# SUPPLIED MATERIAL
──────

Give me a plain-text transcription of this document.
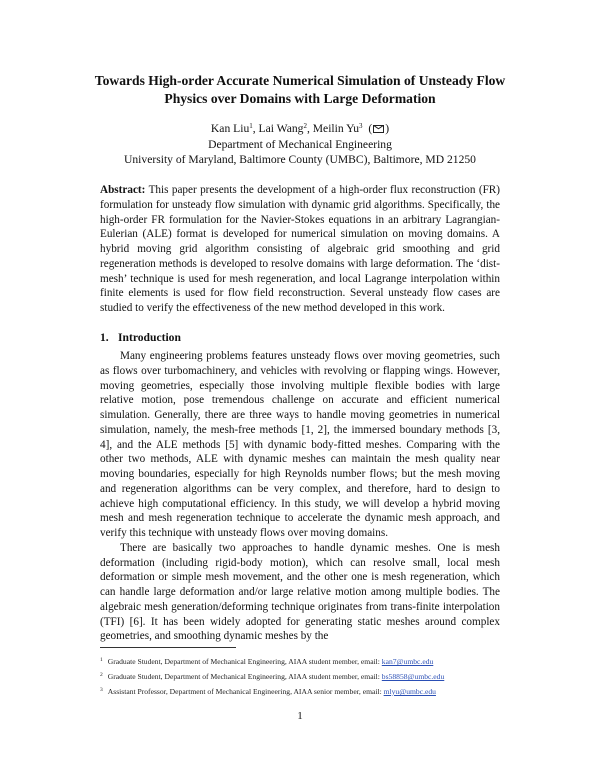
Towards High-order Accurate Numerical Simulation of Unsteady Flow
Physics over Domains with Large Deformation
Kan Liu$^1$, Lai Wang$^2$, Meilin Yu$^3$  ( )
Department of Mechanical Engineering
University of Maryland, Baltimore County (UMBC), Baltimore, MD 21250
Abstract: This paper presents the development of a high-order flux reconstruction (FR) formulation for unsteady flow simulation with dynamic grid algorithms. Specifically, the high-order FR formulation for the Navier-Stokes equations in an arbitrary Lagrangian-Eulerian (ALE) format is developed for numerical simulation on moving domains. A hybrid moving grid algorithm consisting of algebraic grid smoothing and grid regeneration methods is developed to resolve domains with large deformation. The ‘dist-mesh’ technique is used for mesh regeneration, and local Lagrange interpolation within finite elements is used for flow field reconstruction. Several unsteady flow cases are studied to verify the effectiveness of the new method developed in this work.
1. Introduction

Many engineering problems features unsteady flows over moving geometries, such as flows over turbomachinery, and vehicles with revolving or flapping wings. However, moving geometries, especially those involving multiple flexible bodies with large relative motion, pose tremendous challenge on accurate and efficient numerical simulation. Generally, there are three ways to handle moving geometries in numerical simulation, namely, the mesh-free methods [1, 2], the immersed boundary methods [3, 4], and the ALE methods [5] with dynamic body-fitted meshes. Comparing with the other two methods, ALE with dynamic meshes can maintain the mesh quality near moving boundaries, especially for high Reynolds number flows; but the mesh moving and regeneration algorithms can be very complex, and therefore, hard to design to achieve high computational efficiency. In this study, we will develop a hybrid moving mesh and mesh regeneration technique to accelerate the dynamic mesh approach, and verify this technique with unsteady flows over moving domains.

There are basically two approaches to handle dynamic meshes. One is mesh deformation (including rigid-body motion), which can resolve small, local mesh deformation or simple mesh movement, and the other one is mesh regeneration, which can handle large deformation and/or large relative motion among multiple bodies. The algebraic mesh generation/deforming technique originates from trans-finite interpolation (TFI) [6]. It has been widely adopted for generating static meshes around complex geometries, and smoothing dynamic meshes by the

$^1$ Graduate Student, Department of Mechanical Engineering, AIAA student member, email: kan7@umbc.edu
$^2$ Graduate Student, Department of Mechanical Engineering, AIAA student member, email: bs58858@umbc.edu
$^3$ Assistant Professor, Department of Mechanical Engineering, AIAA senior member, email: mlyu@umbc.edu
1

──────

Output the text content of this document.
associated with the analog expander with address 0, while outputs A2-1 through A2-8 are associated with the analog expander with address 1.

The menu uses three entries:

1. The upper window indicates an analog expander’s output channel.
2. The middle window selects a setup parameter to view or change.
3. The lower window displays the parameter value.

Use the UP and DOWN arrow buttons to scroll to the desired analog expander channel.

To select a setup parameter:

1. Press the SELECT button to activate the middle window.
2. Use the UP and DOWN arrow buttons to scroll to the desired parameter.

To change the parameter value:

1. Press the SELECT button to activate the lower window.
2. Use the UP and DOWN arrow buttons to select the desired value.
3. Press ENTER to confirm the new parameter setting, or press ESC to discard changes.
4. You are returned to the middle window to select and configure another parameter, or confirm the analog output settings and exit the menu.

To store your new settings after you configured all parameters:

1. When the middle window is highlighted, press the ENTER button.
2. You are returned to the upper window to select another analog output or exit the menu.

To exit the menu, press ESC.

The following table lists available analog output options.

──────

# TASK PROMPT
Report all lines of the data that include the word "Graduate".

# ANSWER TO THIS EXERCISE
$^1$ Graduate Student, Department of Mechanical Engineering, AIAA student member, email: kan7@umbc.edu
$^2$ Graduate Student, Department of Mechanical Engineering, AIAA student member, email: bs58858@umbc.edu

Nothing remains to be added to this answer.